**GOAL:** Each line containing the word "Rules" should be found and copied.
--- begin ---
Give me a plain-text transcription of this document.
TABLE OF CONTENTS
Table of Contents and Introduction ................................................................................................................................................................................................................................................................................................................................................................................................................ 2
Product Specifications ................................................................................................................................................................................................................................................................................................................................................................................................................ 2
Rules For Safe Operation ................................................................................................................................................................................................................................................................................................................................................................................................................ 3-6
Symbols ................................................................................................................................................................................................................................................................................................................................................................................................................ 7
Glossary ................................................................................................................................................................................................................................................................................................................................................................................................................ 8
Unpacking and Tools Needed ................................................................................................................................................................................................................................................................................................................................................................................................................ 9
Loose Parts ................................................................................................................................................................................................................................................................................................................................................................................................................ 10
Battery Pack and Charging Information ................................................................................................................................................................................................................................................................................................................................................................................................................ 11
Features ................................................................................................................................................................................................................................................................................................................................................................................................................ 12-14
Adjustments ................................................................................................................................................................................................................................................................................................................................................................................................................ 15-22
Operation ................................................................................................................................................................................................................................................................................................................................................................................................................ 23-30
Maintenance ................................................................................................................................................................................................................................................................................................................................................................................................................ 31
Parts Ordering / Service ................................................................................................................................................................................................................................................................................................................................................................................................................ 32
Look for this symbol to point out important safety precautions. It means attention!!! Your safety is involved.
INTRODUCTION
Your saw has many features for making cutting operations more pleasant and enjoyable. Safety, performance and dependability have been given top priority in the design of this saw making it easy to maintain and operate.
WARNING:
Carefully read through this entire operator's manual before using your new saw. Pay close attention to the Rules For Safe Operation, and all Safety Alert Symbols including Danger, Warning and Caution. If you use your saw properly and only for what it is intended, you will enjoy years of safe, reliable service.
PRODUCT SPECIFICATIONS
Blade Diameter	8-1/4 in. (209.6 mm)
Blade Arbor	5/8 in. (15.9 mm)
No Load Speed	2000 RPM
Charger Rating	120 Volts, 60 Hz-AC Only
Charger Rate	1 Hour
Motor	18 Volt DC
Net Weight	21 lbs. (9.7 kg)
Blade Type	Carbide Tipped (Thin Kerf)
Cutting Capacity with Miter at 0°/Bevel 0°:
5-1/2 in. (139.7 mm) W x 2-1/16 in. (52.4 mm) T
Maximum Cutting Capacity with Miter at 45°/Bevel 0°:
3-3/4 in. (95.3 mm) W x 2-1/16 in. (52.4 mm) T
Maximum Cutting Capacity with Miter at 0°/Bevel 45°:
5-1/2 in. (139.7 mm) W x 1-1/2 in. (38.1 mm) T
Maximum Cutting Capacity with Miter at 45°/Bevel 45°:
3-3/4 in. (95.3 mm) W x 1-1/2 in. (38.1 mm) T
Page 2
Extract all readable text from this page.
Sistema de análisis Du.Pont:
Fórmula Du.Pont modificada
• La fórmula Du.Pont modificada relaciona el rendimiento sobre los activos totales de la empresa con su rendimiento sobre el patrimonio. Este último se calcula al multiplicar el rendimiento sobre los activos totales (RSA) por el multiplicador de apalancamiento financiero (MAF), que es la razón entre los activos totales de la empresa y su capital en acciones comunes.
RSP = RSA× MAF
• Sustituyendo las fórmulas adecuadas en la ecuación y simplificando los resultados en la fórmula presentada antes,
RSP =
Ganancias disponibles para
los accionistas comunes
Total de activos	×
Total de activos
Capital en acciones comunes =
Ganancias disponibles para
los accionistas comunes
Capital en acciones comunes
--- end ---
**TASK ANSWER:**
Rules For Safe Operation ................................................................................................................................................................................................................................................................................................................................................................................................................ 3-6
Carefully read through this entire operator's manual before using your new saw. Pay close attention to the Rules For Safe Operation, and all Safety Alert Symbols including Danger, Warning and Caution. If you use your saw properly and only for what it is intended, you will enjoy years of safe, reliable service.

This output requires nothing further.